**Records from a data collection**.

────────────────────

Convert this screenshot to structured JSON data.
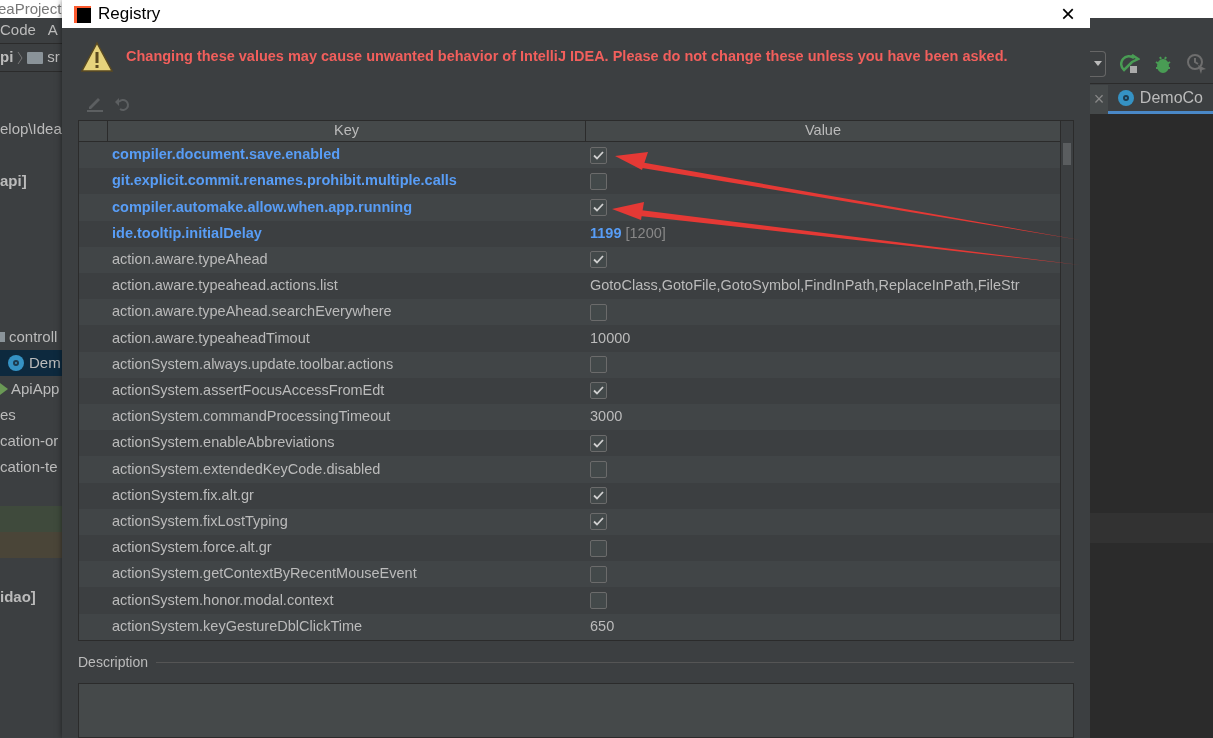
{
  "ide_left": {
    "title_fragment": "eaProject",
    "menu": [
      "Code",
      "A"
    ],
    "breadcrumb": [
      "pi",
      "sr"
    ],
    "tree": [
      {
        "kind": "text",
        "text": "elop\\Idea"
      },
      {
        "kind": "blank"
      },
      {
        "kind": "bold",
        "text": "api]"
      },
      {
        "kind": "blank"
      },
      {
        "kind": "blank"
      },
      {
        "kind": "blank"
      },
      {
        "kind": "blank"
      },
      {
        "kind": "blank"
      },
      {
        "kind": "folder",
        "text": "controll"
      },
      {
        "kind": "class",
        "text": "Dem",
        "selected": true
      },
      {
        "kind": "spring",
        "text": "ApiApp"
      },
      {
        "kind": "text",
        "text": "es"
      },
      {
        "kind": "text",
        "text": "cation-or"
      },
      {
        "kind": "text",
        "text": "cation-te"
      },
      {
        "kind": "blank"
      },
      {
        "kind": "highlight",
        "color": "#3f4a3c"
      },
      {
        "kind": "highlight",
        "color": "#4a4538"
      },
      {
        "kind": "blank"
      },
      {
        "kind": "bold",
        "text": "idao]"
      }
    ]
  },
  "ide_right": {
    "close": "×",
    "tab": "DemoCo"
  },
  "window": {
    "title": "Registry",
    "close": "×"
  },
  "warning": "Changing these values may cause unwanted behavior of IntelliJ IDEA. Please do not change these unless you have been asked.",
  "table": {
    "columns": [
      "Key",
      "Value"
    ],
    "rows": [
      {
        "key": "compiler.document.save.enabled",
        "modified": true,
        "kind": "checkbox",
        "checked": true
      },
      {
        "key": "git.explicit.commit.renames.prohibit.multiple.calls",
        "modified": true,
        "kind": "checkbox",
        "checked": false
      },
      {
        "key": "compiler.automake.allow.when.app.running",
        "modified": true,
        "kind": "checkbox",
        "checked": true
      },
      {
        "key": "ide.tooltip.initialDelay",
        "modified": true,
        "kind": "text",
        "value": "1199",
        "default": "[1200]"
      },
      {
        "key": "action.aware.typeAhead",
        "modified": false,
        "kind": "checkbox",
        "checked": true
      },
      {
        "key": "action.aware.typeahead.actions.list",
        "modified": false,
        "kind": "text",
        "value": "GotoClass,GotoFile,GotoSymbol,FindInPath,ReplaceInPath,FileStr"
      },
      {
        "key": "action.aware.typeAhead.searchEverywhere",
        "modified": false,
        "kind": "checkbox",
        "checked": false
      },
      {
        "key": "action.aware.typeaheadTimout",
        "modified": false,
        "kind": "text",
        "value": "10000"
      },
      {
        "key": "actionSystem.always.update.toolbar.actions",
        "modified": false,
        "kind": "checkbox",
        "checked": false
      },
      {
        "key": "actionSystem.assertFocusAccessFromEdt",
        "modified": false,
        "kind": "checkbox",
        "checked": true
      },
      {
        "key": "actionSystem.commandProcessingTimeout",
        "modified": false,
        "kind": "text",
        "value": "3000"
      },
      {
        "key": "actionSystem.enableAbbreviations",
        "modified": false,
        "kind": "checkbox",
        "checked": true
      },
      {
        "key": "actionSystem.extendedKeyCode.disabled",
        "modified": false,
        "kind": "checkbox",
        "checked": false
      },
      {
        "key": "actionSystem.fix.alt.gr",
        "modified": false,
        "kind": "checkbox",
        "checked": true
      },
      {
        "key": "actionSystem.fixLostTyping",
        "modified": false,
        "kind": "checkbox",
        "checked": true
      },
      {
        "key": "actionSystem.force.alt.gr",
        "modified": false,
        "kind": "checkbox",
        "checked": false
      },
      {
        "key": "actionSystem.getContextByRecentMouseEvent",
        "modified": false,
        "kind": "checkbox",
        "checked": false
      },
      {
        "key": "actionSystem.honor.modal.context",
        "modified": false,
        "kind": "checkbox",
        "checked": false
      },
      {
        "key": "actionSystem.keyGestureDblClickTime",
        "modified": false,
        "kind": "text",
        "value": "650"
      }
    ]
  },
  "description": {
    "label": "Description"
  }
}
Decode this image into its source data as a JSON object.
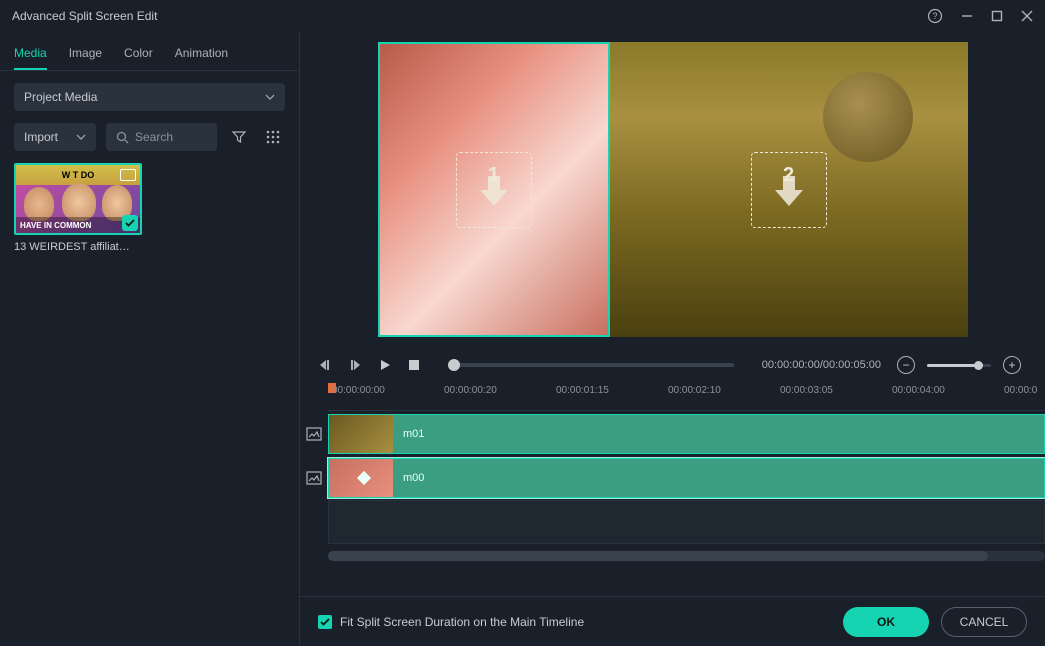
{
  "window": {
    "title": "Advanced Split Screen Edit"
  },
  "tabs": [
    "Media",
    "Image",
    "Color",
    "Animation"
  ],
  "activeTab": 0,
  "projectSelect": "Project Media",
  "importLabel": "Import",
  "searchPlaceholder": "Search",
  "mediaItem": {
    "topText": "W    T DO",
    "bottomText": "HAVE IN COMMON",
    "caption": "13 WEIRDEST affiliate mar..."
  },
  "dropNumbers": [
    "1",
    "2"
  ],
  "timecode": "00:00:00:00/00:00:05:00",
  "rulerLabels": [
    "00:00:00:00",
    "00:00:00:20",
    "00:00:01:15",
    "00:00:02:10",
    "00:00:03:05",
    "00:00:04:00",
    "00:00:0"
  ],
  "clips": [
    {
      "label": "m01"
    },
    {
      "label": "m00"
    }
  ],
  "fitLabel": "Fit Split Screen Duration on the Main Timeline",
  "okLabel": "OK",
  "cancelLabel": "CANCEL"
}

────────────────────

**What you should do**.
Each line above is to be copied verbatim. Drop any image from the copy.

**Solution below**.
Convert this screenshot to structured JSON data.
{
  "ide_left": {
    "title_fragment": "eaProject",
    "menu": [
      "Code",
      "A"
    ],
    "breadcrumb": [
      "pi",
      "sr"
    ],
    "tree": [
      {
        "kind": "text",
        "text": "elop\\Idea"
      },
      {
        "kind": "blank"
      },
      {
        "kind": "bold",
        "text": "api]"
      },
      {
        "kind": "blank"
      },
      {
        "kind": "blank"
      },
      {
        "kind": "blank"
      },
      {
        "kind": "blank"
      },
      {
        "kind": "blank"
      },
      {
        "kind": "folder",
        "text": "controll"
      },
      {
        "kind": "class",
        "text": "Dem",
        "selected": true
      },
      {
        "kind": "spring",
        "text": "ApiApp"
      },
      {
        "kind": "text",
        "text": "es"
      },
      {
        "kind": "text",
        "text": "cation-or"
      },
      {
        "kind": "text",
        "text": "cation-te"
      },
      {
        "kind": "blank"
      },
      {
        "kind": "highlight",
        "color": "#3f4a3c"
      },
      {
        "kind": "highlight",
        "color": "#4a4538"
      },
      {
        "kind": "blank"
      },
      {
        "kind": "bold",
        "text": "idao]"
      }
    ]
  },
  "ide_right": {
    "close": "×",
    "tab": "DemoCo"
  },
  "window": {
    "title": "Registry",
    "close": "×"
  },
  "warning": "Changing these values may cause unwanted behavior of IntelliJ IDEA. Please do not change these unless you have been asked.",
  "table": {
    "columns": [
      "Key",
      "Value"
    ],
    "rows": [
      {
        "key": "compiler.document.save.enabled",
        "modified": true,
        "kind": "checkbox",
        "checked": true
      },
      {
        "key": "git.explicit.commit.renames.prohibit.multiple.calls",
        "modified": true,
        "kind": "checkbox",
        "checked": false
      },
      {
        "key": "compiler.automake.allow.when.app.running",
        "modified": true,
        "kind": "checkbox",
        "checked": true
      },
      {
        "key": "ide.tooltip.initialDelay",
        "modified": true,
        "kind": "text",
        "value": "1199",
        "default": "[1200]"
      },
      {
        "key": "action.aware.typeAhead",
        "modified": false,
        "kind": "checkbox",
        "checked": true
      },
      {
        "key": "action.aware.typeahead.actions.list",
        "modified": false,
        "kind": "text",
        "value": "GotoClass,GotoFile,GotoSymbol,FindInPath,ReplaceInPath,FileStr"
      },
      {
        "key": "action.aware.typeAhead.searchEverywhere",
        "modified": false,
        "kind": "checkbox",
        "checked": false
      },
      {
        "key": "action.aware.typeaheadTimout",
        "modified": false,
        "kind": "text",
        "value": "10000"
      },
      {
        "key": "actionSystem.always.update.toolbar.actions",
        "modified": false,
        "kind": "checkbox",
        "checked": false
      },
      {
        "key": "actionSystem.assertFocusAccessFromEdt",
        "modified": false,
        "kind": "checkbox",
        "checked": true
      },
      {
        "key": "actionSystem.commandProcessingTimeout",
        "modified": false,
        "kind": "text",
        "value": "3000"
      },
      {
        "key": "actionSystem.enableAbbreviations",
        "modified": false,
        "kind": "checkbox",
        "checked": true
      },
      {
        "key": "actionSystem.extendedKeyCode.disabled",
        "modified": false,
        "kind": "checkbox",
        "checked": false
      },
      {
        "key": "actionSystem.fix.alt.gr",
        "modified": false,
        "kind": "checkbox",
        "checked": true
      },
      {
        "key": "actionSystem.fixLostTyping",
        "modified": false,
        "kind": "checkbox",
        "checked": true
      },
      {
        "key": "actionSystem.force.alt.gr",
        "modified": false,
        "kind": "checkbox",
        "checked": false
      },
      {
        "key": "actionSystem.getContextByRecentMouseEvent",
        "modified": false,
        "kind": "checkbox",
        "checked": false
      },
      {
        "key": "actionSystem.honor.modal.context",
        "modified": false,
        "kind": "checkbox",
        "checked": false
      },
      {
        "key": "actionSystem.keyGestureDblClickTime",
        "modified": false,
        "kind": "text",
        "value": "650"
      }
    ]
  },
  "description": {
    "label": "Description"
  }
}
Decode this image into its source data as a JSON object.
{
  "window": {
    "title": "Advanced Split Screen Edit"
  },
  "tabs": [
    "Media",
    "Image",
    "Color",
    "Animation"
  ],
  "activeTab": 0,
  "projectSelect": "Project Media",
  "importLabel": "Import",
  "searchPlaceholder": "Search",
  "mediaItem": {
    "topText": "W    T DO",
    "bottomText": "HAVE IN COMMON",
    "caption": "13 WEIRDEST affiliate mar..."
  },
  "dropNumbers": [
    "1",
    "2"
  ],
  "timecode": "00:00:00:00/00:00:05:00",
  "rulerLabels": [
    "00:00:00:00",
    "00:00:00:20",
    "00:00:01:15",
    "00:00:02:10",
    "00:00:03:05",
    "00:00:04:00",
    "00:00:0"
  ],
  "clips": [
    {
      "label": "m01"
    },
    {
      "label": "m00"
    }
  ],
  "fitLabel": "Fit Split Screen Duration on the Main Timeline",
  "okLabel": "OK",
  "cancelLabel": "CANCEL"
}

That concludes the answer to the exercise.